Records to use —
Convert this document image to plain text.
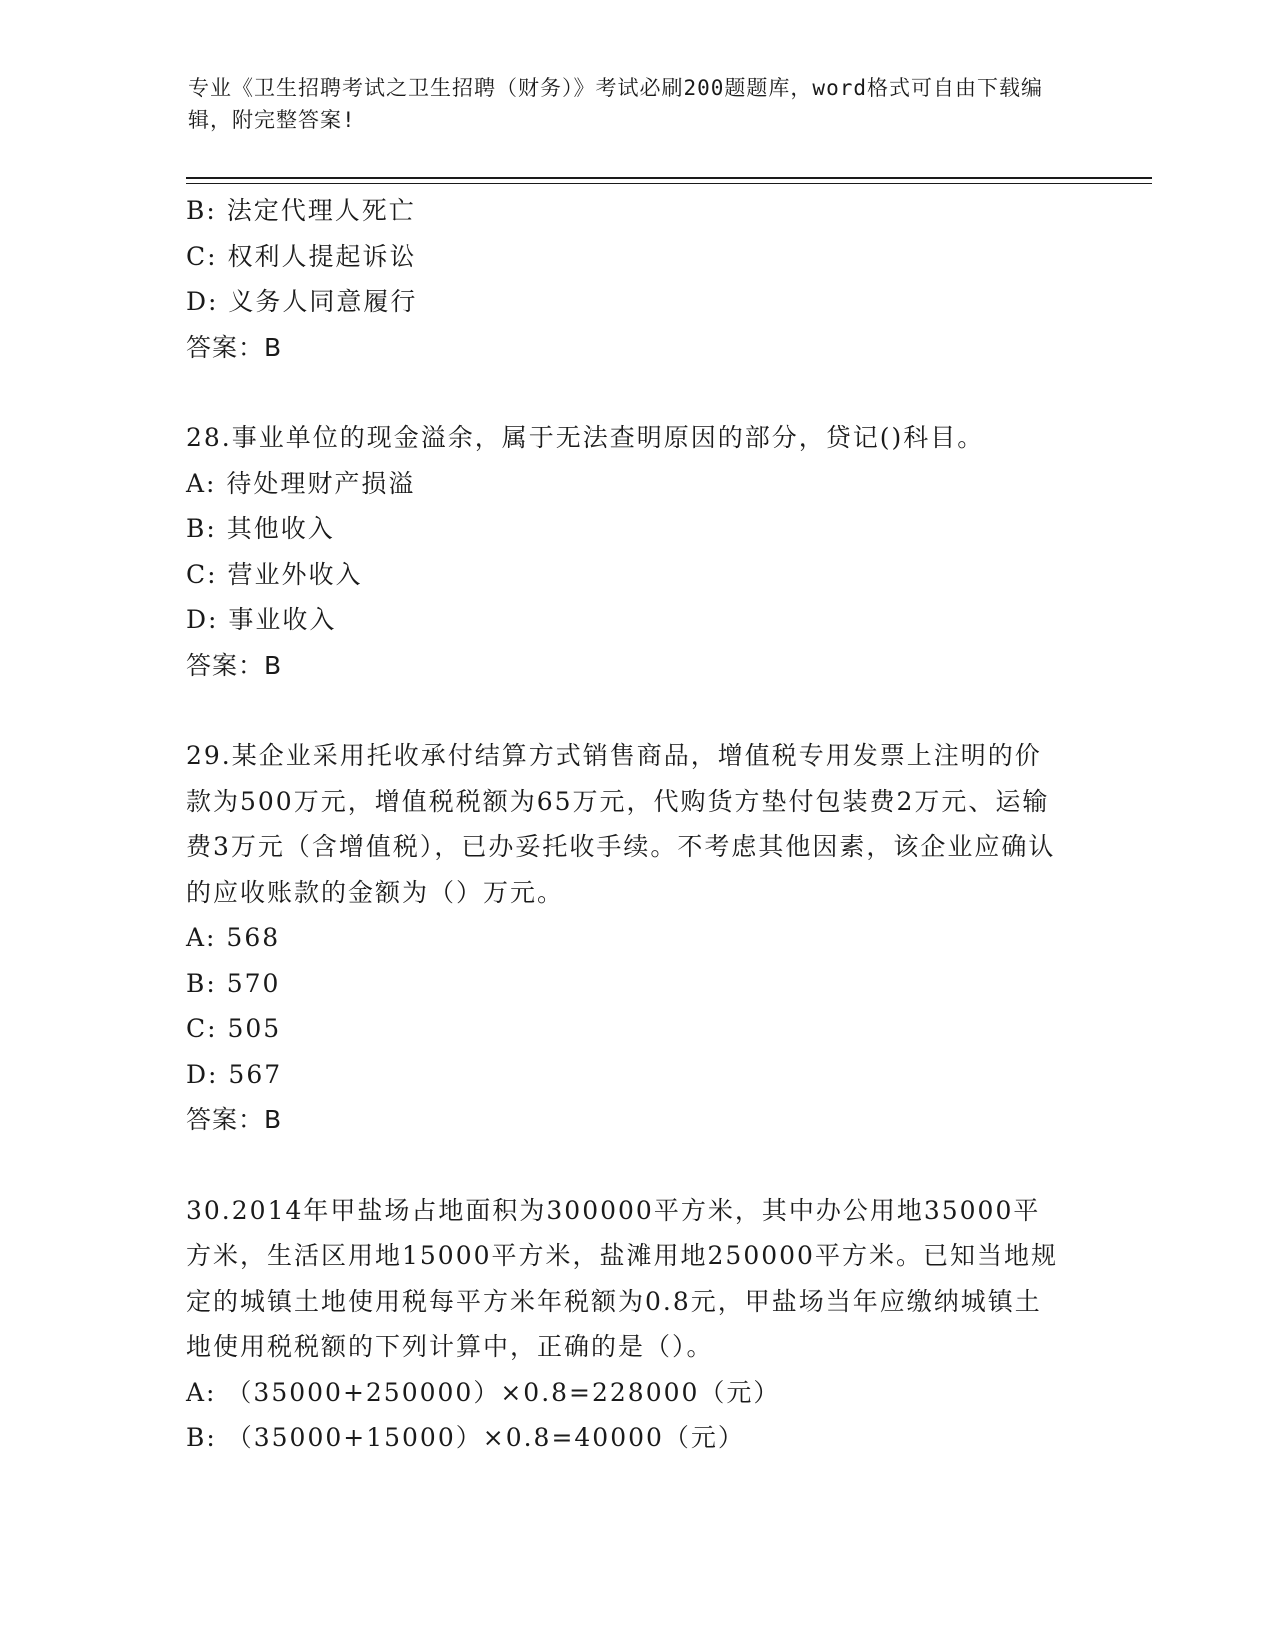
专业《卫生招聘考试之卫生招聘（财务）》考试必刷200题题库，word格式可自由下载编辑，附完整答案!
B: 法定代理人死亡
C: 权利人提起诉讼
D: 义务人同意履行
答案：B
28.事业单位的现金溢余，属于无法查明原因的部分，贷记()科目。
A: 待处理财产损溢
B: 其他收入
C: 营业外收入
D: 事业收入
答案：B
29.某企业采用托收承付结算方式销售商品，增值税专用发票上注明的价款为500万元，增值税税额为65万元，代购货方垫付包装费2万元、运输费3万元（含增值税），已办妥托收手续。不考虑其他因素，该企业应确认的应收账款的金额为（）万元。
A: 568
B: 570
C: 505
D: 567
答案：B
30.2014年甲盐场占地面积为300000平方米，其中办公用地35000平方米，生活区用地15000平方米，盐滩用地250000平方米。已知当地规定的城镇土地使用税每平方米年税额为0.8元，甲盐场当年应缴纳城镇土地使用税税额的下列计算中，正确的是（）。
A: （35000+250000）×0.8=228000（元）
B: （35000+15000）×0.8=40000（元）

Request —
Every record is to be reproduced exactly, with no pictures included.

Exercise answer —
Convert this document image to plain text.
专业《卫生招聘考试之卫生招聘（财务）》考试必刷200题题库，word格式可自由下载编辑，附完整答案!
B: 法定代理人死亡
C: 权利人提起诉讼
D: 义务人同意履行
答案：B
28.事业单位的现金溢余，属于无法查明原因的部分，贷记()科目。
A: 待处理财产损溢
B: 其他收入
C: 营业外收入
D: 事业收入
答案：B
29.某企业采用托收承付结算方式销售商品，增值税专用发票上注明的价款为500万元，增值税税额为65万元，代购货方垫付包装费2万元、运输费3万元（含增值税），已办妥托收手续。不考虑其他因素，该企业应确认的应收账款的金额为（）万元。
A: 568
B: 570
C: 505
D: 567
答案：B
30.2014年甲盐场占地面积为300000平方米，其中办公用地35000平方米，生活区用地15000平方米，盐滩用地250000平方米。已知当地规定的城镇土地使用税每平方米年税额为0.8元，甲盐场当年应缴纳城镇土地使用税税额的下列计算中，正确的是（）。
A: （35000+250000）×0.8=228000（元）
B: （35000+15000）×0.8=40000（元）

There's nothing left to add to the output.